# SHORT TASK
Exactly reproduce each line of the listing that follows.

# DATA PROVIDED
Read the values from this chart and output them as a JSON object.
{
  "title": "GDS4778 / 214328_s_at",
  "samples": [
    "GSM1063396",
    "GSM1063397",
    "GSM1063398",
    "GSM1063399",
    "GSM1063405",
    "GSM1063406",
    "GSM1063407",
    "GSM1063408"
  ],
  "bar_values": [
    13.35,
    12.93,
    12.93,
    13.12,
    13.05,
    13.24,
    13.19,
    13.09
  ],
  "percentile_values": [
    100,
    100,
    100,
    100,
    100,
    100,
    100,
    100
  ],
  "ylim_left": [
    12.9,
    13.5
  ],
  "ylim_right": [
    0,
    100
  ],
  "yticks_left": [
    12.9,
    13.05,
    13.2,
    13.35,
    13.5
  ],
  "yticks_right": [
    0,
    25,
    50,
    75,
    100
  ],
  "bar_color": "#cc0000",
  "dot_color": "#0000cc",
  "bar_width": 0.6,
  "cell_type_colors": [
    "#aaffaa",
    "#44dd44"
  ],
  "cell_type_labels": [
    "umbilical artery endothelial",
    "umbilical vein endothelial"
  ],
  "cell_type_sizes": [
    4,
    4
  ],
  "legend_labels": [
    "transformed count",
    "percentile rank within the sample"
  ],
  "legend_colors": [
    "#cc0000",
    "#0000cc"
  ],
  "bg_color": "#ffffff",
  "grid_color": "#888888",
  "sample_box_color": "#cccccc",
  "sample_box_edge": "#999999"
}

# COMPLETED TASK
Read the values from this chart and output them as a JSON object.
{
  "title": "GDS4778 / 214328_s_at",
  "samples": [
    "GSM1063396",
    "GSM1063397",
    "GSM1063398",
    "GSM1063399",
    "GSM1063405",
    "GSM1063406",
    "GSM1063407",
    "GSM1063408"
  ],
  "bar_values": [
    13.35,
    12.93,
    12.93,
    13.12,
    13.05,
    13.24,
    13.19,
    13.09
  ],
  "percentile_values": [
    100,
    100,
    100,
    100,
    100,
    100,
    100,
    100
  ],
  "ylim_left": [
    12.9,
    13.5
  ],
  "ylim_right": [
    0,
    100
  ],
  "yticks_left": [
    12.9,
    13.05,
    13.2,
    13.35,
    13.5
  ],
  "yticks_right": [
    0,
    25,
    50,
    75,
    100
  ],
  "bar_color": "#cc0000",
  "dot_color": "#0000cc",
  "bar_width": 0.6,
  "cell_type_colors": [
    "#aaffaa",
    "#44dd44"
  ],
  "cell_type_labels": [
    "umbilical artery endothelial",
    "umbilical vein endothelial"
  ],
  "cell_type_sizes": [
    4,
    4
  ],
  "legend_labels": [
    "transformed count",
    "percentile rank within the sample"
  ],
  "legend_colors": [
    "#cc0000",
    "#0000cc"
  ],
  "bg_color": "#ffffff",
  "grid_color": "#888888",
  "sample_box_color": "#cccccc",
  "sample_box_edge": "#999999"
}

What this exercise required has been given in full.